Exercise directions: Each line that holds the word "into" is to be identified and copied.

Structured figure records:
+++

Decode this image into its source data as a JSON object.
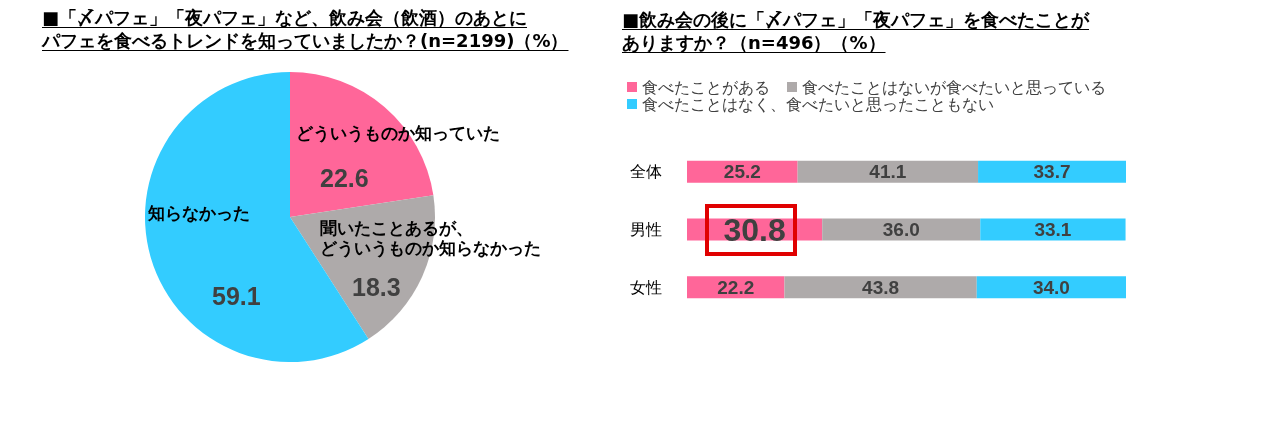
{
  "chart_data": [
    {
      "type": "pie",
      "title": "■「〆パフェ」「夜パフェ」など、飲み会（飲酒）のあとにパフェを食べるトレンドを知っていましたか？(n=2199)（%）",
      "categories": [
        "どういうものか知っていた",
        "聞いたことあるが、どういうものか知らなかった",
        "知らなかった"
      ],
      "values": [
        22.6,
        18.3,
        59.1
      ],
      "colors": [
        "#ff6699",
        "#aeaaaa",
        "#33ccff"
      ],
      "data_labels": true
    },
    {
      "type": "bar",
      "orientation": "horizontal",
      "stacked": true,
      "title": "■飲み会の後に「〆パフェ」「夜パフェ」を食べたことがありますか？（n=496）（%）",
      "categories": [
        "全体",
        "男性",
        "女性"
      ],
      "series": [
        {
          "name": "食べたことがある",
          "color": "#ff6699",
          "values": [
            25.2,
            30.8,
            22.2
          ],
          "value_labels": [
            "25.2",
            "30.8",
            "22.2"
          ]
        },
        {
          "name": "食べたことはないが食べたいと思っている",
          "color": "#aeaaaa",
          "values": [
            41.1,
            36.0,
            43.8
          ],
          "value_labels": [
            "41.1",
            "36.0",
            "43.8"
          ]
        },
        {
          "name": "食べたことはなく、食べたいと思ったこともない",
          "color": "#33ccff",
          "values": [
            33.7,
            33.1,
            34.0
          ],
          "value_labels": [
            "33.7",
            "33.1",
            "34.0"
          ]
        }
      ],
      "xlim": [
        0,
        100
      ],
      "legend": "top left",
      "tick_labels": "y"
    }
  ]
}
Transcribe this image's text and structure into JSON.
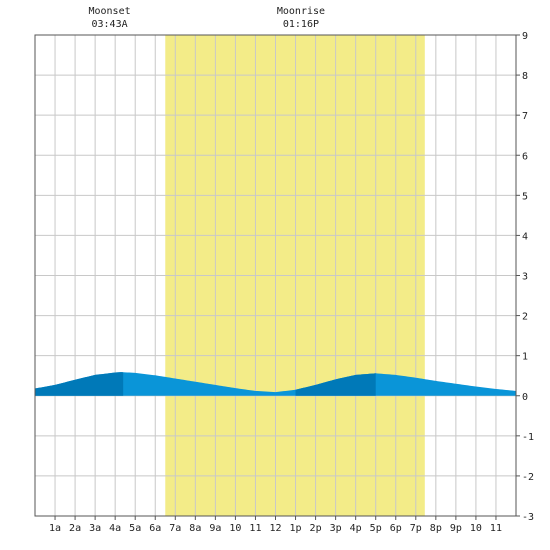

+++

Response to the task:
Decode this image into its source data as a JSON object.
Transcribe this image's text and structure into JSON.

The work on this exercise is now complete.